** Start of DATA LINES **
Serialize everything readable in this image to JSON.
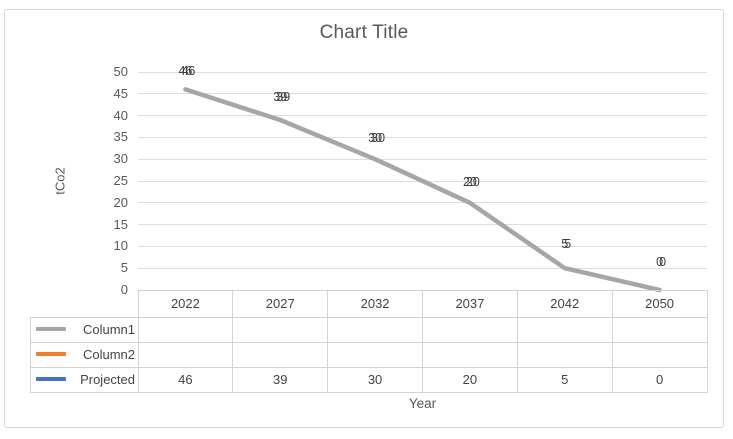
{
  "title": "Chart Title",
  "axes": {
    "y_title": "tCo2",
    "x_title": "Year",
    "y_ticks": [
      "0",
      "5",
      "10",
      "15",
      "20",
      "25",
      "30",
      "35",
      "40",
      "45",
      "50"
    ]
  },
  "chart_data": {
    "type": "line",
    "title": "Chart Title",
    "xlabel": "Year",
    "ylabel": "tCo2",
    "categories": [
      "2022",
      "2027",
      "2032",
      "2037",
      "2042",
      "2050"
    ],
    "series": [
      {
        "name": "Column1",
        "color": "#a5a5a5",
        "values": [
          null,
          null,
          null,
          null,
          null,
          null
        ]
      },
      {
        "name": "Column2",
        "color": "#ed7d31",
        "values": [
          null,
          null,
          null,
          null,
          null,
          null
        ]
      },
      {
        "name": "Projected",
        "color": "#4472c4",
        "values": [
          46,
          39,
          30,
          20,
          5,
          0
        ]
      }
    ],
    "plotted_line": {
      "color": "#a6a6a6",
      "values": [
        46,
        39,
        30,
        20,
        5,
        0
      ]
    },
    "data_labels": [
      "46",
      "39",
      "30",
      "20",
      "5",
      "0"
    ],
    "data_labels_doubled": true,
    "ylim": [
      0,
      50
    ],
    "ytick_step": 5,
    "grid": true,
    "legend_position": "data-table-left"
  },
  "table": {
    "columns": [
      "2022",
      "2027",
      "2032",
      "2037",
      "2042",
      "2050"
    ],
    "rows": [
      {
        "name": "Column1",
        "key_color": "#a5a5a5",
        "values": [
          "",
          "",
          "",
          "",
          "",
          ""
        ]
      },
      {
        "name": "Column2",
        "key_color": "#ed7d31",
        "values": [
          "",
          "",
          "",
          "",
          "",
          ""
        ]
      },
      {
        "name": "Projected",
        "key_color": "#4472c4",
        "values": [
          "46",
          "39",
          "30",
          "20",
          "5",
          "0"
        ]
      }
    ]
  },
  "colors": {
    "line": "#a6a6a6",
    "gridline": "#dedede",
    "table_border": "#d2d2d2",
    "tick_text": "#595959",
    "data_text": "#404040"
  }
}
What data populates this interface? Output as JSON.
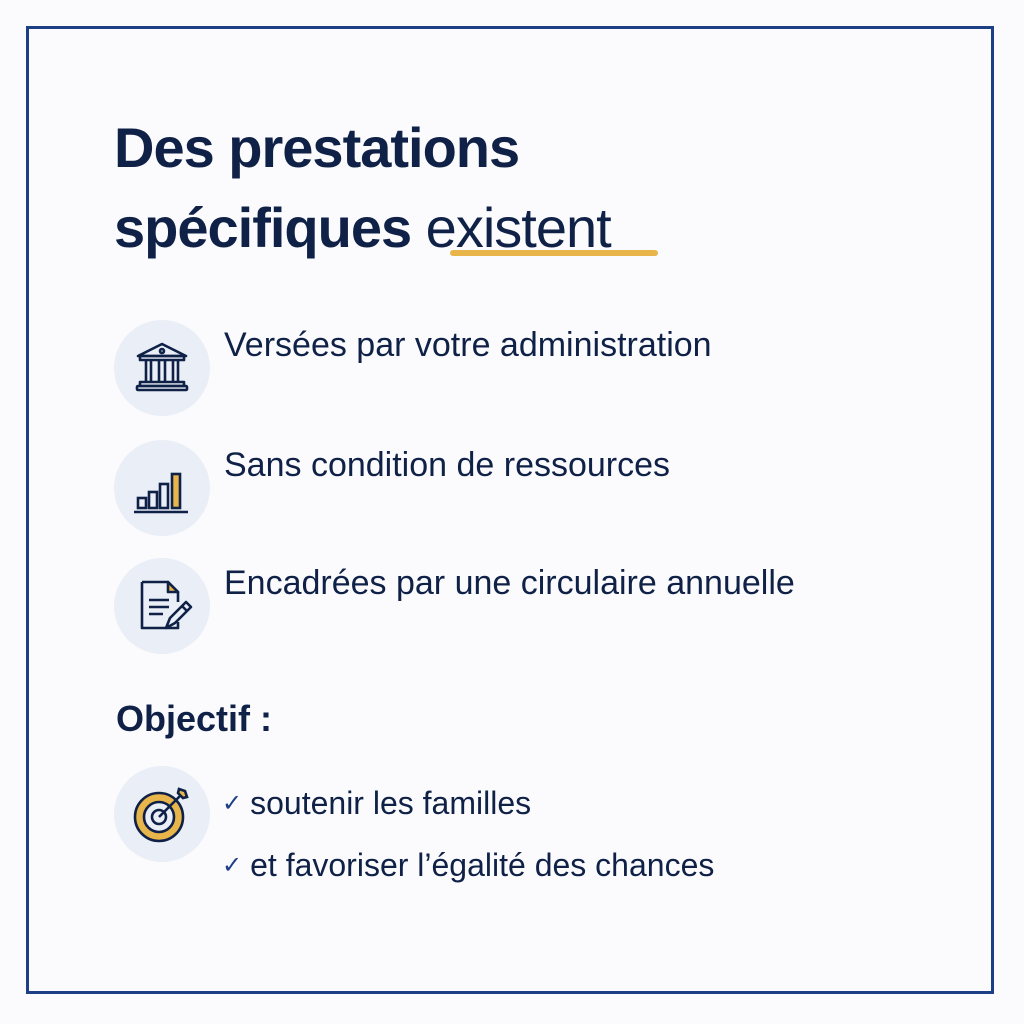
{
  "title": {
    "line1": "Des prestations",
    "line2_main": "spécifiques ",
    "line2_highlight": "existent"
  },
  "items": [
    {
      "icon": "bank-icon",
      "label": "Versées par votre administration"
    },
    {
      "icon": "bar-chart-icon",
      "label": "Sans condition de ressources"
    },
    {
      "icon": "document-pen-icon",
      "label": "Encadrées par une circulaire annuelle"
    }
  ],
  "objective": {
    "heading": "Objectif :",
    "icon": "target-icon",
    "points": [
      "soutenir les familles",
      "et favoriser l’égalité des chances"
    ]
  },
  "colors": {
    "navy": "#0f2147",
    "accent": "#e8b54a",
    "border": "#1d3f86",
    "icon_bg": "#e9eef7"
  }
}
** End of DATA LINES **
▸ **INSTRUCTIONS FOR THE TASK**
Drop the images and repeat the data exactly.

▸ **FINAL RESULT**
Serialize everything readable in this image to JSON.
{
  "title": "Chart Title",
  "axes": {
    "y_title": "tCo2",
    "x_title": "Year",
    "y_ticks": [
      "0",
      "5",
      "10",
      "15",
      "20",
      "25",
      "30",
      "35",
      "40",
      "45",
      "50"
    ]
  },
  "chart_data": {
    "type": "line",
    "title": "Chart Title",
    "xlabel": "Year",
    "ylabel": "tCo2",
    "categories": [
      "2022",
      "2027",
      "2032",
      "2037",
      "2042",
      "2050"
    ],
    "series": [
      {
        "name": "Column1",
        "color": "#a5a5a5",
        "values": [
          null,
          null,
          null,
          null,
          null,
          null
        ]
      },
      {
        "name": "Column2",
        "color": "#ed7d31",
        "values": [
          null,
          null,
          null,
          null,
          null,
          null
        ]
      },
      {
        "name": "Projected",
        "color": "#4472c4",
        "values": [
          46,
          39,
          30,
          20,
          5,
          0
        ]
      }
    ],
    "plotted_line": {
      "color": "#a6a6a6",
      "values": [
        46,
        39,
        30,
        20,
        5,
        0
      ]
    },
    "data_labels": [
      "46",
      "39",
      "30",
      "20",
      "5",
      "0"
    ],
    "data_labels_doubled": true,
    "ylim": [
      0,
      50
    ],
    "ytick_step": 5,
    "grid": true,
    "legend_position": "data-table-left"
  },
  "table": {
    "columns": [
      "2022",
      "2027",
      "2032",
      "2037",
      "2042",
      "2050"
    ],
    "rows": [
      {
        "name": "Column1",
        "key_color": "#a5a5a5",
        "values": [
          "",
          "",
          "",
          "",
          "",
          ""
        ]
      },
      {
        "name": "Column2",
        "key_color": "#ed7d31",
        "values": [
          "",
          "",
          "",
          "",
          "",
          ""
        ]
      },
      {
        "name": "Projected",
        "key_color": "#4472c4",
        "values": [
          "46",
          "39",
          "30",
          "20",
          "5",
          "0"
        ]
      }
    ]
  },
  "colors": {
    "line": "#a6a6a6",
    "gridline": "#dedede",
    "table_border": "#d2d2d2",
    "tick_text": "#595959",
    "data_text": "#404040"
  }
}
What data populates this interface? Output as JSON.
{
  "title": {
    "line1": "Des prestations",
    "line2_main": "spécifiques ",
    "line2_highlight": "existent"
  },
  "items": [
    {
      "icon": "bank-icon",
      "label": "Versées par votre administration"
    },
    {
      "icon": "bar-chart-icon",
      "label": "Sans condition de ressources"
    },
    {
      "icon": "document-pen-icon",
      "label": "Encadrées par une circulaire annuelle"
    }
  ],
  "objective": {
    "heading": "Objectif :",
    "icon": "target-icon",
    "points": [
      "soutenir les familles",
      "et favoriser l’égalité des chances"
    ]
  },
  "colors": {
    "navy": "#0f2147",
    "accent": "#e8b54a",
    "border": "#1d3f86",
    "icon_bg": "#e9eef7"
  }
}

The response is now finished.